**What is expected**
Below is a set of records; print all of them exactly as written.

A run of records:

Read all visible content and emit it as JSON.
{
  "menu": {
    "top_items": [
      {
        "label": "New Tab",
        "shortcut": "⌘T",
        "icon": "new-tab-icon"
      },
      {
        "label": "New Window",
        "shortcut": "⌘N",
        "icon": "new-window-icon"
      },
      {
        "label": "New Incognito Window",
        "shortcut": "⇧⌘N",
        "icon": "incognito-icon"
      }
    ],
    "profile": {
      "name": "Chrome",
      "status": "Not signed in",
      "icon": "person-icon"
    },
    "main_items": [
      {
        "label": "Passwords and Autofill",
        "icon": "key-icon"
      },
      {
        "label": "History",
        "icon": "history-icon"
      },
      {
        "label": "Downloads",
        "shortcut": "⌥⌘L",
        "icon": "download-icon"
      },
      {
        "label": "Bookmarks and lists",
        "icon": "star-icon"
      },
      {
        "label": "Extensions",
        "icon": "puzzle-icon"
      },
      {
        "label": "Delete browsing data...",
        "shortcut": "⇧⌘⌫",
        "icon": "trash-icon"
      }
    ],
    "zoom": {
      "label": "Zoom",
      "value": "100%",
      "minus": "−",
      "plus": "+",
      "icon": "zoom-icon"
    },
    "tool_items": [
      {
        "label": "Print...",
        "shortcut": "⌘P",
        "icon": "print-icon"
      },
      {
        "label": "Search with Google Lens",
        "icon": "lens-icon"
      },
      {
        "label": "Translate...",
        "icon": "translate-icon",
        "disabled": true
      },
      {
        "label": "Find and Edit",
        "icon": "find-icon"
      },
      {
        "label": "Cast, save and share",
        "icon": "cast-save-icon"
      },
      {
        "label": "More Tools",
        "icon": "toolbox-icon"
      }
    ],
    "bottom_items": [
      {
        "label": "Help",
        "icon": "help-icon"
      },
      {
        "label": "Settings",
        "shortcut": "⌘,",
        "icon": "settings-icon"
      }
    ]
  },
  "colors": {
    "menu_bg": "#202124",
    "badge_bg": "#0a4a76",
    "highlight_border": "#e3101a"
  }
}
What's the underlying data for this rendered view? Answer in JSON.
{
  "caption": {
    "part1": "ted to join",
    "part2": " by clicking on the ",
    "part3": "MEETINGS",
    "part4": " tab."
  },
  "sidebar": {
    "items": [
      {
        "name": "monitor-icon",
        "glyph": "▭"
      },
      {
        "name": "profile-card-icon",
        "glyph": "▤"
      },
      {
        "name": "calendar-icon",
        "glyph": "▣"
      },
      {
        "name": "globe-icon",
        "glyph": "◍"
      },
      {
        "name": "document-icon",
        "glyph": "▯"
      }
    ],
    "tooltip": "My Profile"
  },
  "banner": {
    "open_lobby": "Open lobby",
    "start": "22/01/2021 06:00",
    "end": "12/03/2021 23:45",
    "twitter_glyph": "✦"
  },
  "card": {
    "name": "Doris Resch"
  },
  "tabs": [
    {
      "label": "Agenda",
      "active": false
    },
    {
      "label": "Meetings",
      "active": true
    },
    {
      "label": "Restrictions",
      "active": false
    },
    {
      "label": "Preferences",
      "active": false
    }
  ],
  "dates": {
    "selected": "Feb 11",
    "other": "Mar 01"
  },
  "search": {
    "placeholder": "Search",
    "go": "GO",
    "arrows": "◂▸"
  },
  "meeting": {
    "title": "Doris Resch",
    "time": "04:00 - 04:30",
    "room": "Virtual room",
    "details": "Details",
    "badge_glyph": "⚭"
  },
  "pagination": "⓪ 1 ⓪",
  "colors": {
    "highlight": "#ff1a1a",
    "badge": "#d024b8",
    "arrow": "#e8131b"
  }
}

**Problem solution**
Read all visible content and emit it as JSON.
{
  "menu": {
    "top_items": [
      {
        "label": "New Tab",
        "shortcut": "⌘T",
        "icon": "new-tab-icon"
      },
      {
        "label": "New Window",
        "shortcut": "⌘N",
        "icon": "new-window-icon"
      },
      {
        "label": "New Incognito Window",
        "shortcut": "⇧⌘N",
        "icon": "incognito-icon"
      }
    ],
    "profile": {
      "name": "Chrome",
      "status": "Not signed in",
      "icon": "person-icon"
    },
    "main_items": [
      {
        "label": "Passwords and Autofill",
        "icon": "key-icon"
      },
      {
        "label": "History",
        "icon": "history-icon"
      },
      {
        "label": "Downloads",
        "shortcut": "⌥⌘L",
        "icon": "download-icon"
      },
      {
        "label": "Bookmarks and lists",
        "icon": "star-icon"
      },
      {
        "label": "Extensions",
        "icon": "puzzle-icon"
      },
      {
        "label": "Delete browsing data...",
        "shortcut": "⇧⌘⌫",
        "icon": "trash-icon"
      }
    ],
    "zoom": {
      "label": "Zoom",
      "value": "100%",
      "minus": "−",
      "plus": "+",
      "icon": "zoom-icon"
    },
    "tool_items": [
      {
        "label": "Print...",
        "shortcut": "⌘P",
        "icon": "print-icon"
      },
      {
        "label": "Search with Google Lens",
        "icon": "lens-icon"
      },
      {
        "label": "Translate...",
        "icon": "translate-icon",
        "disabled": true
      },
      {
        "label": "Find and Edit",
        "icon": "find-icon"
      },
      {
        "label": "Cast, save and share",
        "icon": "cast-save-icon"
      },
      {
        "label": "More Tools",
        "icon": "toolbox-icon"
      }
    ],
    "bottom_items": [
      {
        "label": "Help",
        "icon": "help-icon"
      },
      {
        "label": "Settings",
        "shortcut": "⌘,",
        "icon": "settings-icon"
      }
    ]
  },
  "colors": {
    "menu_bg": "#202124",
    "badge_bg": "#0a4a76",
    "highlight_border": "#e3101a"
  }
}
What's the underlying data for this rendered view? Answer in JSON.
{
  "caption": {
    "part1": "ted to join",
    "part2": " by clicking on the ",
    "part3": "MEETINGS",
    "part4": " tab."
  },
  "sidebar": {
    "items": [
      {
        "name": "monitor-icon",
        "glyph": "▭"
      },
      {
        "name": "profile-card-icon",
        "glyph": "▤"
      },
      {
        "name": "calendar-icon",
        "glyph": "▣"
      },
      {
        "name": "globe-icon",
        "glyph": "◍"
      },
      {
        "name": "document-icon",
        "glyph": "▯"
      }
    ],
    "tooltip": "My Profile"
  },
  "banner": {
    "open_lobby": "Open lobby",
    "start": "22/01/2021 06:00",
    "end": "12/03/2021 23:45",
    "twitter_glyph": "✦"
  },
  "card": {
    "name": "Doris Resch"
  },
  "tabs": [
    {
      "label": "Agenda",
      "active": false
    },
    {
      "label": "Meetings",
      "active": true
    },
    {
      "label": "Restrictions",
      "active": false
    },
    {
      "label": "Preferences",
      "active": false
    }
  ],
  "dates": {
    "selected": "Feb 11",
    "other": "Mar 01"
  },
  "search": {
    "placeholder": "Search",
    "go": "GO",
    "arrows": "◂▸"
  },
  "meeting": {
    "title": "Doris Resch",
    "time": "04:00 - 04:30",
    "room": "Virtual room",
    "details": "Details",
    "badge_glyph": "⚭"
  },
  "pagination": "⓪ 1 ⓪",
  "colors": {
    "highlight": "#ff1a1a",
    "badge": "#d024b8",
    "arrow": "#e8131b"
  }
}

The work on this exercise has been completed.